### [To do]
Retype all material exactly. Pictures stay out of the copy.
— begin —
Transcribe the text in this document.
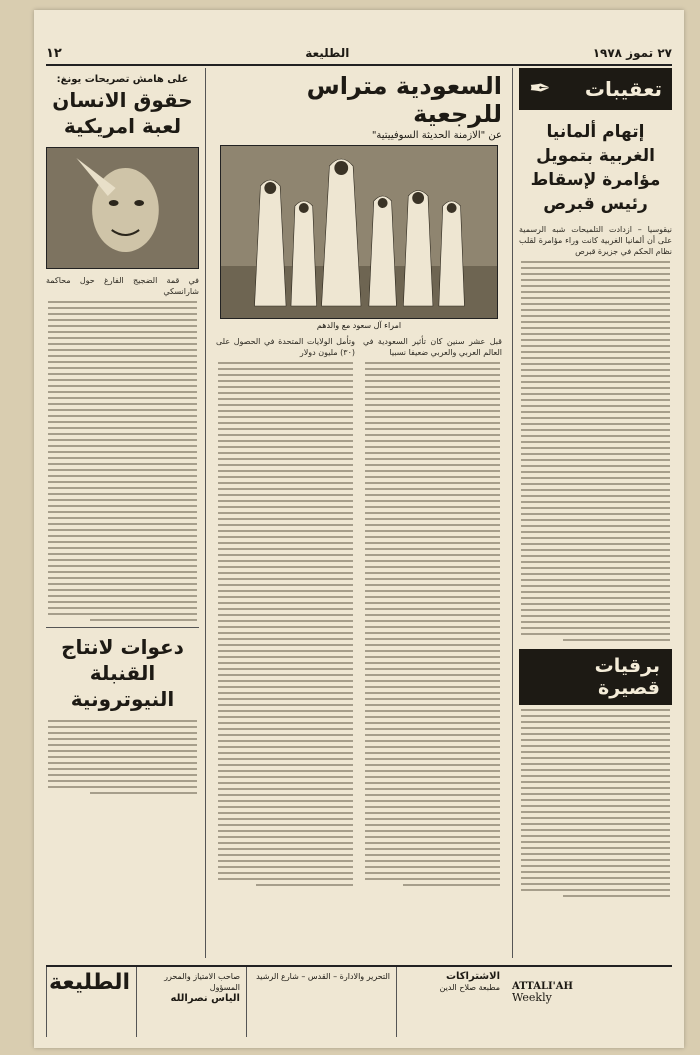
١٢	الطليعة	٢٧ تموز ١٩٧٨
✒ تعقيبات
إتهام ألمانيا الغربية بتمويل مؤامرة لإسقاط رئيس قبرص
نيقوسيا – ازدادت التلميحات شبه الرسمية على أن ألمانيا الغربية كانت وراء مؤامرة لقلب نظام الحكم في جزيرة قبرص
برقيات
قصيرة
السعودية متراس للرجعية
عن "الازمنة الحديثة السوفييتية"
امراء آل سعود مع والدهم
وتأمل الولايات المتحدة في الحصول على (٣٠) مليون دولار
قبل عشر سنين كان تأثير السعودية في العالم العربي والعربي ضعيفا نسبيا
على هامش تصريحات يونغ:
حقوق الانسان لعبة امريكية
في قمة الضجيج الفارغ حول محاكمة شارانسكي
دعوات لانتاج القنبلة النيوترونية
الطليعة	صاحب الامتياز والمحرر المسؤول
الياس نصرالله
التحرير والادارة – القدس – شارع الرشيد	الاشتراكات
مطبعة صلاح الدين ATTALI'AH
Weekly
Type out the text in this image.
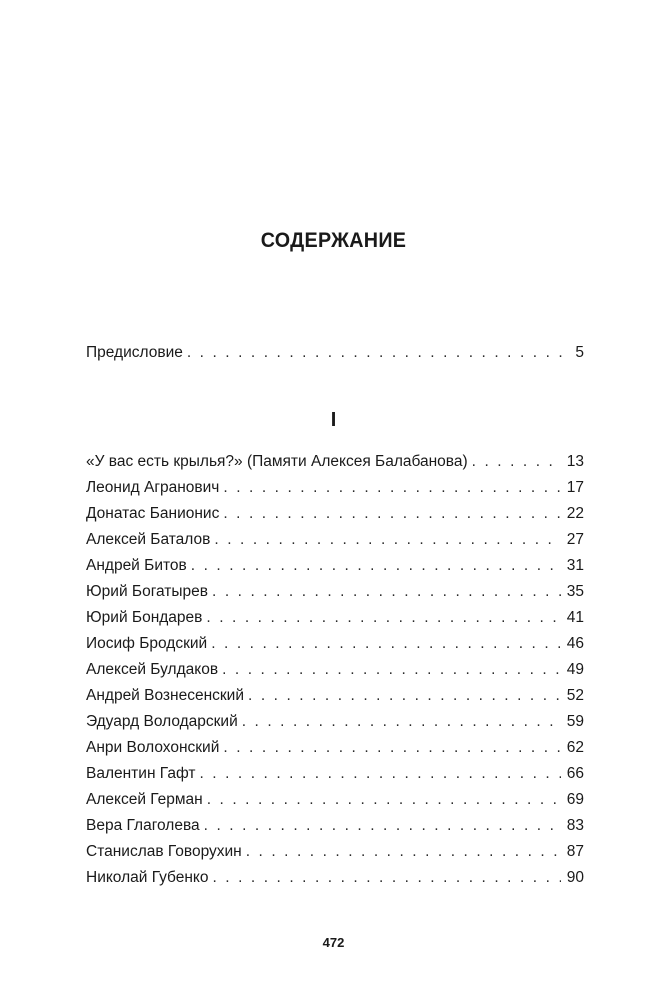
СОДЕРЖАНИЕ
Предисловие . . .	5
I
«У вас есть крылья?» (Памяти Алексея Балабанова) . . .	13
Леонид Агранович . . .	17
Донатас Банионис . . .	22
Алексей Баталов . . .	27
Андрей Битов . . .	31
Юрий Богатырев . . .	35
Юрий Бондарев . . .	41
Иосиф Бродский . . .	46
Алексей Булдаков . . .	49
Андрей Вознесенский . . .	52
Эдуард Володарский . . .	59
Анри Волохонский . . .	62
Валентин Гафт . . .	66
Алексей Герман . . .	69
Вера Глаголева . . .	83
Станислав Говорухин . . .	87
Николай Губенко . . .	90
472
— end —
### [Task output]
Transcribe the text in this document.
١٢	الطليعة	٢٧ تموز ١٩٧٨
✒ تعقيبات
إتهام ألمانيا الغربية بتمويل مؤامرة لإسقاط رئيس قبرص
نيقوسيا – ازدادت التلميحات شبه الرسمية على أن ألمانيا الغربية كانت وراء مؤامرة لقلب نظام الحكم في جزيرة قبرص
برقيات
قصيرة
السعودية متراس للرجعية
عن "الازمنة الحديثة السوفييتية"
امراء آل سعود مع والدهم
وتأمل الولايات المتحدة في الحصول على (٣٠) مليون دولار
قبل عشر سنين كان تأثير السعودية في العالم العربي والعربي ضعيفا نسبيا
على هامش تصريحات يونغ:
حقوق الانسان لعبة امريكية
في قمة الضجيج الفارغ حول محاكمة شارانسكي
دعوات لانتاج القنبلة النيوترونية
الطليعة	صاحب الامتياز والمحرر المسؤول
الياس نصرالله
التحرير والادارة – القدس – شارع الرشيد	الاشتراكات
مطبعة صلاح الدين ATTALI'AH
Weekly
Type out the text in this image.
СОДЕРЖАНИЕ
Предисловие . . .	5
I
«У вас есть крылья?» (Памяти Алексея Балабанова) . . .	13
Леонид Агранович . . .	17
Донатас Банионис . . .	22
Алексей Баталов . . .	27
Андрей Битов . . .	31
Юрий Богатырев . . .	35
Юрий Бондарев . . .	41
Иосиф Бродский . . .	46
Алексей Булдаков . . .	49
Андрей Вознесенский . . .	52
Эдуард Володарский . . .	59
Анри Волохонский . . .	62
Валентин Гафт . . .	66
Алексей Герман . . .	69
Вера Глаголева . . .	83
Станислав Говорухин . . .	87
Николай Губенко . . .	90
472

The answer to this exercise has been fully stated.